Task requirements:
1 > Write out the portion of the discussion about the Conservative–Liberal Democrat coalition that begins at the words "House of Lords" and ends after the words "another three years.".
2 > Extend the discussion about the Conservative–Liberal Democrat coalition, starting after its final sentence.

Excerpt provided:
########

How about Tuition Fees? The coalition agreement said (IIRC) the the LDs could abstain; in reality some voted for, some against.

Perhaps a different clause, which kicks it into the long medium grass, and allows them to stick to their manifesto promise when the proposal comes through? Probably needs Vince not to be the minister in charge of it, mind you
 
One thing I'm wondering is if the initial arithmetic being tweaked slightly could produce some different effects- if the Lib Dems won every seat they were less than 1,000 behind IOTL that would give them an addition 12- not enough to really mean that anything other than Con+LDM is feasible, especially as it's some from both parties.

However it does mean that the Lib Dems have seen a net gain in seats yet again which might change the internal party dynamics and confidence where IOTL there was a very real sense that Clegg had just managed to stave off a hammering.
 
House of Lords reform being dropped is the most obvious one. All three parties had it in their manifesto, but the government abandoned it when it became clear Conservative backbenchers would rebel against it. Nick Clegg said the Conservatives had broken the coalition contract. But he kept the coalition going (because the Lib Dems were only sometimes getting up to 10% in polling?) for another three years.

If Clegg broke up the coalition over something as piddling and navel-gazing as Lords reform I think there would be enormous questions about his judgement. 'We need a coalition to deal with the economy and public finances, which are in ruins' [Shortly after] 'Shirley Williams can't be elected on a list? It's all over!!!!'

I think that Blackadder has basically won the thread because Europe is only going to be the issue that does it.

########

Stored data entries
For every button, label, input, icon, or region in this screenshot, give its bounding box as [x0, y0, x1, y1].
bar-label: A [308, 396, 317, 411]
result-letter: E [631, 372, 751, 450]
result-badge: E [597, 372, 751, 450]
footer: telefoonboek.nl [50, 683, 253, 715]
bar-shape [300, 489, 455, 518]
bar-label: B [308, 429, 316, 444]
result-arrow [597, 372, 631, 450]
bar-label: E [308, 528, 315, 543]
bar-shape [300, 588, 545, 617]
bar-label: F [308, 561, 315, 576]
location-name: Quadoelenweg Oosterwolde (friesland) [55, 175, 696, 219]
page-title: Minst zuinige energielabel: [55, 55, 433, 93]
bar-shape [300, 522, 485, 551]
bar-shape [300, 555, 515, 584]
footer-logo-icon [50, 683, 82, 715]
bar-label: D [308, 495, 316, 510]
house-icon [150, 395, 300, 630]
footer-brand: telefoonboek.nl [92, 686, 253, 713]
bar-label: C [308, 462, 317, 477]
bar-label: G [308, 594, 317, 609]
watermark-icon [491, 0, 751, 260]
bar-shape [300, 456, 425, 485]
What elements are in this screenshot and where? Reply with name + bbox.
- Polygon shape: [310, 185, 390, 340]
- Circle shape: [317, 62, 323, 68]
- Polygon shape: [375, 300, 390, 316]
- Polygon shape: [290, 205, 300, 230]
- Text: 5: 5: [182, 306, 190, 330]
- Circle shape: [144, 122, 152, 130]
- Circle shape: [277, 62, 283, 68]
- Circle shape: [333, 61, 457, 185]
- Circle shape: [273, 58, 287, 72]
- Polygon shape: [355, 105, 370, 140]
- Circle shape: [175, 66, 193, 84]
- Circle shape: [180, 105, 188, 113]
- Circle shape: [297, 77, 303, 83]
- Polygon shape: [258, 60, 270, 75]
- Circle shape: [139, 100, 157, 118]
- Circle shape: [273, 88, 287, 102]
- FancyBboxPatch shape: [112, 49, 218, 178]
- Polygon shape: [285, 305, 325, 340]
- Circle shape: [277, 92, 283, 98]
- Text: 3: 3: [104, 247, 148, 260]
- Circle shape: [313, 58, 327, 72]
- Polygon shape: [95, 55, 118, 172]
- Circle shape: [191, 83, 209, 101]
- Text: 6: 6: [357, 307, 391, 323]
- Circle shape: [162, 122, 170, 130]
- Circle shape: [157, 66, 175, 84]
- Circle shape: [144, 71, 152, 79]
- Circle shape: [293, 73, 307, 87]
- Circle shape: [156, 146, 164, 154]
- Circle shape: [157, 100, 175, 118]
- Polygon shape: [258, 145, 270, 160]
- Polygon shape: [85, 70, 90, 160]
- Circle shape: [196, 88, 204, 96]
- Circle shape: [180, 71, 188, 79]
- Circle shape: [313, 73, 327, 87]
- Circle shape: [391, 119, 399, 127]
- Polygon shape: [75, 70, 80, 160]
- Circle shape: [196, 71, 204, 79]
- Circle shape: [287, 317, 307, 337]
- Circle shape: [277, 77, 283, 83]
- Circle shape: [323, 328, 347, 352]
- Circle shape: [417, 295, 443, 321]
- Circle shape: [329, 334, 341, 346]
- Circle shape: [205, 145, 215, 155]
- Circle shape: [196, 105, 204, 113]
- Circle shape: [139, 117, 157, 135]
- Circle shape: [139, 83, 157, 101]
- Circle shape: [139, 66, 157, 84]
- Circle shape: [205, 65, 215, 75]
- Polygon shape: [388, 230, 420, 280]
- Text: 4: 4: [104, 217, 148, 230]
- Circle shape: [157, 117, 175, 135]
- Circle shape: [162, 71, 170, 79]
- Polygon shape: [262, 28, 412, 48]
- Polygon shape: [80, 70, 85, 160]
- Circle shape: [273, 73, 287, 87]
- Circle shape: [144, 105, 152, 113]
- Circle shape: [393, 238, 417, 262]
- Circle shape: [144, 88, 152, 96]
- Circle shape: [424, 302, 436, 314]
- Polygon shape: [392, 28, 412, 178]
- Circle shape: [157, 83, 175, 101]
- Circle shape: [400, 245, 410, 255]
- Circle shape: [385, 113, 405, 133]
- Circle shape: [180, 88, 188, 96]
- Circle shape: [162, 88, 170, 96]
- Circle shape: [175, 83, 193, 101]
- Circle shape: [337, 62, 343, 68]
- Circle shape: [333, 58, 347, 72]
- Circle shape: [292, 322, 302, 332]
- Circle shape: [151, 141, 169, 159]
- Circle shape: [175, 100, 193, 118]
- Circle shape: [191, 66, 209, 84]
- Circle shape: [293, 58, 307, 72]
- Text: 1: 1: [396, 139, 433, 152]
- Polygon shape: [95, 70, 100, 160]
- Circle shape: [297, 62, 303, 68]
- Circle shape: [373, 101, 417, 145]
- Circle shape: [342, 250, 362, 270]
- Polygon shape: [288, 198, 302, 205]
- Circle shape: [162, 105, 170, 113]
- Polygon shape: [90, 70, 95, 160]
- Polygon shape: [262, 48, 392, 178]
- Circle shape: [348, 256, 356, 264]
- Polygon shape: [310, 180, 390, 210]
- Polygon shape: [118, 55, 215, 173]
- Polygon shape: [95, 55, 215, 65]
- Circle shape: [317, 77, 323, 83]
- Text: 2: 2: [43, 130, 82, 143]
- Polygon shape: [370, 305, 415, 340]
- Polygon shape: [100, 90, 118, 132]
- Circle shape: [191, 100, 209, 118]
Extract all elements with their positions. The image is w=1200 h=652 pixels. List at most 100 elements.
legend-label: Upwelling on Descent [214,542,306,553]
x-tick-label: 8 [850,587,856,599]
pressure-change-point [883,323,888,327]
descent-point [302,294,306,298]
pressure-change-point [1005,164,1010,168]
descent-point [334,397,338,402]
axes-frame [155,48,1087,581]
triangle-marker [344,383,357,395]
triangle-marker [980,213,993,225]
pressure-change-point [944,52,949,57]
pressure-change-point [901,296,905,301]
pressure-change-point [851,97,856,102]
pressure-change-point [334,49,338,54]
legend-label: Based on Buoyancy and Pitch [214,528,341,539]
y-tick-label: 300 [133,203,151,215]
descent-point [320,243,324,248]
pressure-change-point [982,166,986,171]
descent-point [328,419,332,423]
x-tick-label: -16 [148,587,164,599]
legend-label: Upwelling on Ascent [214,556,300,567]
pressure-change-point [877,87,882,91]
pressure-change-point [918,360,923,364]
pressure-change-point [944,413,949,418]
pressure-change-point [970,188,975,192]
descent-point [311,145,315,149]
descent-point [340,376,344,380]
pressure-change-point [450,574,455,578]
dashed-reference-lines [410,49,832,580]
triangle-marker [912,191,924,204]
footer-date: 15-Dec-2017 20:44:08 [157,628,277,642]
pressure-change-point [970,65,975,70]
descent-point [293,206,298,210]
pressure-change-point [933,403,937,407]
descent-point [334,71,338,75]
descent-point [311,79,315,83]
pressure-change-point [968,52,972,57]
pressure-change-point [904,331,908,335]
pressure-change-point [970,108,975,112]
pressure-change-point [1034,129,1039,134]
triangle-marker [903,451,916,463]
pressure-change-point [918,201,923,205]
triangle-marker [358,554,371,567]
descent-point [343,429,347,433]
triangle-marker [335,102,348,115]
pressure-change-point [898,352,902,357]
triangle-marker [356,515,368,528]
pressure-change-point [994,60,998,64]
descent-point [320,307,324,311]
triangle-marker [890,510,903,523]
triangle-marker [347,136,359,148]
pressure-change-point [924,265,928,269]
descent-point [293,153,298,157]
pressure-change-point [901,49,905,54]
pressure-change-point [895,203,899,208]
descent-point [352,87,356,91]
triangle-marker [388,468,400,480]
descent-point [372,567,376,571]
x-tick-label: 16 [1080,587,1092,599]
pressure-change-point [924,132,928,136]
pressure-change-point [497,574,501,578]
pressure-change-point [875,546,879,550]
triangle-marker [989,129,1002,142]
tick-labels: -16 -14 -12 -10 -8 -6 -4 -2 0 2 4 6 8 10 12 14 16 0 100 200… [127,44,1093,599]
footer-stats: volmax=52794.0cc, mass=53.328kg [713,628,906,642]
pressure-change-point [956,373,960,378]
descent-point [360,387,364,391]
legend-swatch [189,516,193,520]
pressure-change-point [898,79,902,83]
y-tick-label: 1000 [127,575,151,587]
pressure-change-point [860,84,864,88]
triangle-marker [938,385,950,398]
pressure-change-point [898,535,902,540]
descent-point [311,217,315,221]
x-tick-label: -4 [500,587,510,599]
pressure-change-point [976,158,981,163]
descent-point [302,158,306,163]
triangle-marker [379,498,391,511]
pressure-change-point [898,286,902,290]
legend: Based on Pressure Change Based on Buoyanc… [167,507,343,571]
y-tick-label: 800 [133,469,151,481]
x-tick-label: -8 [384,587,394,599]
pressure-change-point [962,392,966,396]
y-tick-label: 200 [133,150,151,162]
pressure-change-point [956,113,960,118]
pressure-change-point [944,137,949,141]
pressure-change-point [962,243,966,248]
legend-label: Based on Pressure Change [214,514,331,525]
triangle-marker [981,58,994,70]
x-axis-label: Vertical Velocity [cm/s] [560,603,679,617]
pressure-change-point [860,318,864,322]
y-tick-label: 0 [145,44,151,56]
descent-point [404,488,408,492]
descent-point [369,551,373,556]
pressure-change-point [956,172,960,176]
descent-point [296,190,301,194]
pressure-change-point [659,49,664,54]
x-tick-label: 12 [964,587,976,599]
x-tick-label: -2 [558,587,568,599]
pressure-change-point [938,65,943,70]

########

Task-by-task results:
1 >
House of Lords reform being dropped is the most obvious one. All three parties had it in their manifesto, but the government abandoned it when it became clear Conservative backbenchers would rebel against it. Nick Clegg said the Conservatives had broken the coalition contract. But he kept the coalition going (because the Lib Dems were only sometimes getting up to 10% in polling?) for another three years.

2 >
 
I tried outlining an alternative, but it felt very dependent on a certain set of events i.e. boundary changes being scheduled before Lords Reform so no quick retaliation, UKIP doing better, Yes winning the IndyRef, and Cameron and Clegg being replaced leading to a October-December 2014 election. Only problem was it felt convoluted and altered the dynamics of the Coalition a bit too much.

This made me think of that recent BBC documentary about the buildup to the Brexit referendum, where Clegg said he confronted Cameron around the time he deployed the UK veto for the first time at the EU level in late-2011, and told him that ramping up euroscepticism in that way would make the coalition untenable. Could anything come from that?
The problem Clegg would have in breaking it over an EU Referendum being held (as opposed to the result being Leave) is that every leaflet would mention the LibDem pledge, Labour would rip into the LibDems for everything else, and it's not a popular issue to end it on.

Vetogate certainly helped sour matters, but it was nothing that the AV Referendum hadn't already done. IIRC, it had the Tories gain a lead in the polls. Not the environment to force an election with. I suppose an even worse Euro crisis (Greece collapses out and the rumoured domino-effect looms) may create a state where an EU-wide solution/bailout gets blocked and Clegg does right by Brussels, but that in itself might just strengthen a "we must stay in to stop this madness, unlike Tory cocks and Labour cucks" mindset.
 
God this make me remember the eager cries of it'll never last at the time.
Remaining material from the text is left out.